Repeat the data verbatim.

[Dataset entries on figures]
-*-
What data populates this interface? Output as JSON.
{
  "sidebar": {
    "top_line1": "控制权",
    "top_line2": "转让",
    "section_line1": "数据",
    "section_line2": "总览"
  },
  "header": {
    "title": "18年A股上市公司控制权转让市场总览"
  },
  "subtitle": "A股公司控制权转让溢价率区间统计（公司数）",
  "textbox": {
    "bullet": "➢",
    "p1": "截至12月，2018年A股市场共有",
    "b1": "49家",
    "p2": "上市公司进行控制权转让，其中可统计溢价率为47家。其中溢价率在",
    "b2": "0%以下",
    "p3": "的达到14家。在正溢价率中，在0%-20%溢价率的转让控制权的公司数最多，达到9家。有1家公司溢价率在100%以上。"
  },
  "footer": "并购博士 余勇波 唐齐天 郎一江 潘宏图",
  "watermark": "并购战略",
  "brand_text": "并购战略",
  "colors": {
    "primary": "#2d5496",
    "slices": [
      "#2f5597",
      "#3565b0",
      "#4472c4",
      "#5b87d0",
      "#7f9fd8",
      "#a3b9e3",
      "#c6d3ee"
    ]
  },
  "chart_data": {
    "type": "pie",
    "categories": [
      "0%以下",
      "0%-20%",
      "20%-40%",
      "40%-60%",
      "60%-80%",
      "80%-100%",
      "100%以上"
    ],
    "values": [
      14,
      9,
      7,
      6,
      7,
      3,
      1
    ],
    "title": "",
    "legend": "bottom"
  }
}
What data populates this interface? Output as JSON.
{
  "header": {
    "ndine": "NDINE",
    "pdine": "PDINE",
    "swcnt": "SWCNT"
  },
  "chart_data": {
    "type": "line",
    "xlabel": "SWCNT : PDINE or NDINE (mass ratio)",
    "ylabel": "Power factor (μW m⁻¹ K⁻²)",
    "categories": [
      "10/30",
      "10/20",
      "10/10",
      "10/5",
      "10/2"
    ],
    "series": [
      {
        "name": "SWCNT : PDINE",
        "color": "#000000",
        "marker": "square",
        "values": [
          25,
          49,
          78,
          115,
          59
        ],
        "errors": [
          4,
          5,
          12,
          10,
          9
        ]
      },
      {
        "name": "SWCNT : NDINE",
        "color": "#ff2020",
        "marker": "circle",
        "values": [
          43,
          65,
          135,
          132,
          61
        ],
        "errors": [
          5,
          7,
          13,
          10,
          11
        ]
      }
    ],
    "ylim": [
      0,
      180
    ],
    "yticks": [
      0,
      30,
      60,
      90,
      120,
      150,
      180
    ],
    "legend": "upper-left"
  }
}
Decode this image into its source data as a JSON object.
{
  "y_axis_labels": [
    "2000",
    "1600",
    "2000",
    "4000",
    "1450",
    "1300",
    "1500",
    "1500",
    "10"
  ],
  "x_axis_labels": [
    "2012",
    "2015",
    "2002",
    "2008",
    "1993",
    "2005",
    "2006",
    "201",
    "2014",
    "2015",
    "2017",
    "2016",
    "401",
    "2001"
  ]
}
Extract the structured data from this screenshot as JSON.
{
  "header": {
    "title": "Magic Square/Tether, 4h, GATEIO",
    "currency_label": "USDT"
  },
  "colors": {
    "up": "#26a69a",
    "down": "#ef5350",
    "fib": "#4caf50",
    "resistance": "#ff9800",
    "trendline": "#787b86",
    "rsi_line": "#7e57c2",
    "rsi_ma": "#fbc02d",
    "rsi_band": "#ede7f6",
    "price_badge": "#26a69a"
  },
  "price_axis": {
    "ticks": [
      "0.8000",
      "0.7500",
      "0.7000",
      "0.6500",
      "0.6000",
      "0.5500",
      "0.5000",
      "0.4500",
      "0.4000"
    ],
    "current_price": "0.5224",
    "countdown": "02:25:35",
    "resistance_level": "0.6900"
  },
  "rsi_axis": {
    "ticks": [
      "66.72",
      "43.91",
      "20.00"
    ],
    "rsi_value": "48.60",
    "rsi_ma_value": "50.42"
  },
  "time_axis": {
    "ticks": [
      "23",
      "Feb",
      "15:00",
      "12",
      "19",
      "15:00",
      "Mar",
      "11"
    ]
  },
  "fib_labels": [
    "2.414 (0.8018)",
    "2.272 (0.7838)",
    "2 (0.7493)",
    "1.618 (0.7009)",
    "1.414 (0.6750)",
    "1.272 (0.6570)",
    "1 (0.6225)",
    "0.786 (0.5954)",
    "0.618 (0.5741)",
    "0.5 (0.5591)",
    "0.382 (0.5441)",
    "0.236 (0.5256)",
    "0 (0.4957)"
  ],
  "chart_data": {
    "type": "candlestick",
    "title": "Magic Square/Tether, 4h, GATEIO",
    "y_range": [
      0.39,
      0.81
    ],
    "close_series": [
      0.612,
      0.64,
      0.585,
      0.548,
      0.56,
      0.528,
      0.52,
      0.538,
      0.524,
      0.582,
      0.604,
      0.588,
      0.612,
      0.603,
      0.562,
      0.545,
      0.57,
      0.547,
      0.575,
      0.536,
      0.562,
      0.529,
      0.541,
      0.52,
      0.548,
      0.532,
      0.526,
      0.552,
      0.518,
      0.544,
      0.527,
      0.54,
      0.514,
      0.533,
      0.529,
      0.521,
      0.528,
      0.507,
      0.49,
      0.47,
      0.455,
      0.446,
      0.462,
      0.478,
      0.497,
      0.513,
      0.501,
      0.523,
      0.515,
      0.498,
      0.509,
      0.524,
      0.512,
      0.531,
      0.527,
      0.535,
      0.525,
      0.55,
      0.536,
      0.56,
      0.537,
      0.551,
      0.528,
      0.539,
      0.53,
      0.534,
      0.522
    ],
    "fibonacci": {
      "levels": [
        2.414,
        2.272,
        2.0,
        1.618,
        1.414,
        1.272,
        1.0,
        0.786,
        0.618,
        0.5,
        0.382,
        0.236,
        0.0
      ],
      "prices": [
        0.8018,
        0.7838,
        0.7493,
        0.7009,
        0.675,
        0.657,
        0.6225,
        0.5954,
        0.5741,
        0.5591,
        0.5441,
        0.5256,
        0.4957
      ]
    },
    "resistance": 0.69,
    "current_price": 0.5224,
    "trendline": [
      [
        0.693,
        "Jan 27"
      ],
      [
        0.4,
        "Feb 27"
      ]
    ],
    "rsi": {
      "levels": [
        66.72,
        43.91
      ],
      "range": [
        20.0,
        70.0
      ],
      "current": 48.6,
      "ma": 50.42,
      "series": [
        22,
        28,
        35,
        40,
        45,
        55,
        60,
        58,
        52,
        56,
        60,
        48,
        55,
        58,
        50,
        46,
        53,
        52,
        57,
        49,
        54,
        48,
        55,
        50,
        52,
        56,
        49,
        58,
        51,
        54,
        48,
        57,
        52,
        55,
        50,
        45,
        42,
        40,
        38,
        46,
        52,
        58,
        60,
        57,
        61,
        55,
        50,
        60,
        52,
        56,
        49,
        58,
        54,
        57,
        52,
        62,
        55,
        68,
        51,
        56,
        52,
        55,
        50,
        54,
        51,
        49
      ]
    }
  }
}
-*-
◆ **Solution to the problem**:
What data populates this interface? Output as JSON.
{
  "sidebar": {
    "top_line1": "控制权",
    "top_line2": "转让",
    "section_line1": "数据",
    "section_line2": "总览"
  },
  "header": {
    "title": "18年A股上市公司控制权转让市场总览"
  },
  "subtitle": "A股公司控制权转让溢价率区间统计（公司数）",
  "textbox": {
    "bullet": "➢",
    "p1": "截至12月，2018年A股市场共有",
    "b1": "49家",
    "p2": "上市公司进行控制权转让，其中可统计溢价率为47家。其中溢价率在",
    "b2": "0%以下",
    "p3": "的达到14家。在正溢价率中，在0%-20%溢价率的转让控制权的公司数最多，达到9家。有1家公司溢价率在100%以上。"
  },
  "footer": "并购博士 余勇波 唐齐天 郎一江 潘宏图",
  "watermark": "并购战略",
  "brand_text": "并购战略",
  "colors": {
    "primary": "#2d5496",
    "slices": [
      "#2f5597",
      "#3565b0",
      "#4472c4",
      "#5b87d0",
      "#7f9fd8",
      "#a3b9e3",
      "#c6d3ee"
    ]
  },
  "chart_data": {
    "type": "pie",
    "categories": [
      "0%以下",
      "0%-20%",
      "20%-40%",
      "40%-60%",
      "60%-80%",
      "80%-100%",
      "100%以上"
    ],
    "values": [
      14,
      9,
      7,
      6,
      7,
      3,
      1
    ],
    "title": "",
    "legend": "bottom"
  }
}
What data populates this interface? Output as JSON.
{
  "header": {
    "ndine": "NDINE",
    "pdine": "PDINE",
    "swcnt": "SWCNT"
  },
  "chart_data": {
    "type": "line",
    "xlabel": "SWCNT : PDINE or NDINE (mass ratio)",
    "ylabel": "Power factor (μW m⁻¹ K⁻²)",
    "categories": [
      "10/30",
      "10/20",
      "10/10",
      "10/5",
      "10/2"
    ],
    "series": [
      {
        "name": "SWCNT : PDINE",
        "color": "#000000",
        "marker": "square",
        "values": [
          25,
          49,
          78,
          115,
          59
        ],
        "errors": [
          4,
          5,
          12,
          10,
          9
        ]
      },
      {
        "name": "SWCNT : NDINE",
        "color": "#ff2020",
        "marker": "circle",
        "values": [
          43,
          65,
          135,
          132,
          61
        ],
        "errors": [
          5,
          7,
          13,
          10,
          11
        ]
      }
    ],
    "ylim": [
      0,
      180
    ],
    "yticks": [
      0,
      30,
      60,
      90,
      120,
      150,
      180
    ],
    "legend": "upper-left"
  }
}
Decode this image into its source data as a JSON object.
{
  "y_axis_labels": [
    "2000",
    "1600",
    "2000",
    "4000",
    "1450",
    "1300",
    "1500",
    "1500",
    "10"
  ],
  "x_axis_labels": [
    "2012",
    "2015",
    "2002",
    "2008",
    "1993",
    "2005",
    "2006",
    "201",
    "2014",
    "2015",
    "2017",
    "2016",
    "401",
    "2001"
  ]
}
Extract the structured data from this screenshot as JSON.
{
  "header": {
    "title": "Magic Square/Tether, 4h, GATEIO",
    "currency_label": "USDT"
  },
  "colors": {
    "up": "#26a69a",
    "down": "#ef5350",
    "fib": "#4caf50",
    "resistance": "#ff9800",
    "trendline": "#787b86",
    "rsi_line": "#7e57c2",
    "rsi_ma": "#fbc02d",
    "rsi_band": "#ede7f6",
    "price_badge": "#26a69a"
  },
  "price_axis": {
    "ticks": [
      "0.8000",
      "0.7500",
      "0.7000",
      "0.6500",
      "0.6000",
      "0.5500",
      "0.5000",
      "0.4500",
      "0.4000"
    ],
    "current_price": "0.5224",
    "countdown": "02:25:35",
    "resistance_level": "0.6900"
  },
  "rsi_axis": {
    "ticks": [
      "66.72",
      "43.91",
      "20.00"
    ],
    "rsi_value": "48.60",
    "rsi_ma_value": "50.42"
  },
  "time_axis": {
    "ticks": [
      "23",
      "Feb",
      "15:00",
      "12",
      "19",
      "15:00",
      "Mar",
      "11"
    ]
  },
  "fib_labels": [
    "2.414 (0.8018)",
    "2.272 (0.7838)",
    "2 (0.7493)",
    "1.618 (0.7009)",
    "1.414 (0.6750)",
    "1.272 (0.6570)",
    "1 (0.6225)",
    "0.786 (0.5954)",
    "0.618 (0.5741)",
    "0.5 (0.5591)",
    "0.382 (0.5441)",
    "0.236 (0.5256)",
    "0 (0.4957)"
  ],
  "chart_data": {
    "type": "candlestick",
    "title": "Magic Square/Tether, 4h, GATEIO",
    "y_range": [
      0.39,
      0.81
    ],
    "close_series": [
      0.612,
      0.64,
      0.585,
      0.548,
      0.56,
      0.528,
      0.52,
      0.538,
      0.524,
      0.582,
      0.604,
      0.588,
      0.612,
      0.603,
      0.562,
      0.545,
      0.57,
      0.547,
      0.575,
      0.536,
      0.562,
      0.529,
      0.541,
      0.52,
      0.548,
      0.532,
      0.526,
      0.552,
      0.518,
      0.544,
      0.527,
      0.54,
      0.514,
      0.533,
      0.529,
      0.521,
      0.528,
      0.507,
      0.49,
      0.47,
      0.455,
      0.446,
      0.462,
      0.478,
      0.497,
      0.513,
      0.501,
      0.523,
      0.515,
      0.498,
      0.509,
      0.524,
      0.512,
      0.531,
      0.527,
      0.535,
      0.525,
      0.55,
      0.536,
      0.56,
      0.537,
      0.551,
      0.528,
      0.539,
      0.53,
      0.534,
      0.522
    ],
    "fibonacci": {
      "levels": [
        2.414,
        2.272,
        2.0,
        1.618,
        1.414,
        1.272,
        1.0,
        0.786,
        0.618,
        0.5,
        0.382,
        0.236,
        0.0
      ],
      "prices": [
        0.8018,
        0.7838,
        0.7493,
        0.7009,
        0.675,
        0.657,
        0.6225,
        0.5954,
        0.5741,
        0.5591,
        0.5441,
        0.5256,
        0.4957
      ]
    },
    "resistance": 0.69,
    "current_price": 0.5224,
    "trendline": [
      [
        0.693,
        "Jan 27"
      ],
      [
        0.4,
        "Feb 27"
      ]
    ],
    "rsi": {
      "levels": [
        66.72,
        43.91
      ],
      "range": [
        20.0,
        70.0
      ],
      "current": 48.6,
      "ma": 50.42,
      "series": [
        22,
        28,
        35,
        40,
        45,
        55,
        60,
        58,
        52,
        56,
        60,
        48,
        55,
        58,
        50,
        46,
        53,
        52,
        57,
        49,
        54,
        48,
        55,
        50,
        52,
        56,
        49,
        58,
        51,
        54,
        48,
        57,
        52,
        55,
        50,
        45,
        42,
        40,
        38,
        46,
        52,
        58,
        60,
        57,
        61,
        55,
        50,
        60,
        52,
        56,
        49,
        58,
        54,
        57,
        52,
        62,
        55,
        68,
        51,
        56,
        52,
        55,
        50,
        54,
        51,
        49
      ]
    }
  }
}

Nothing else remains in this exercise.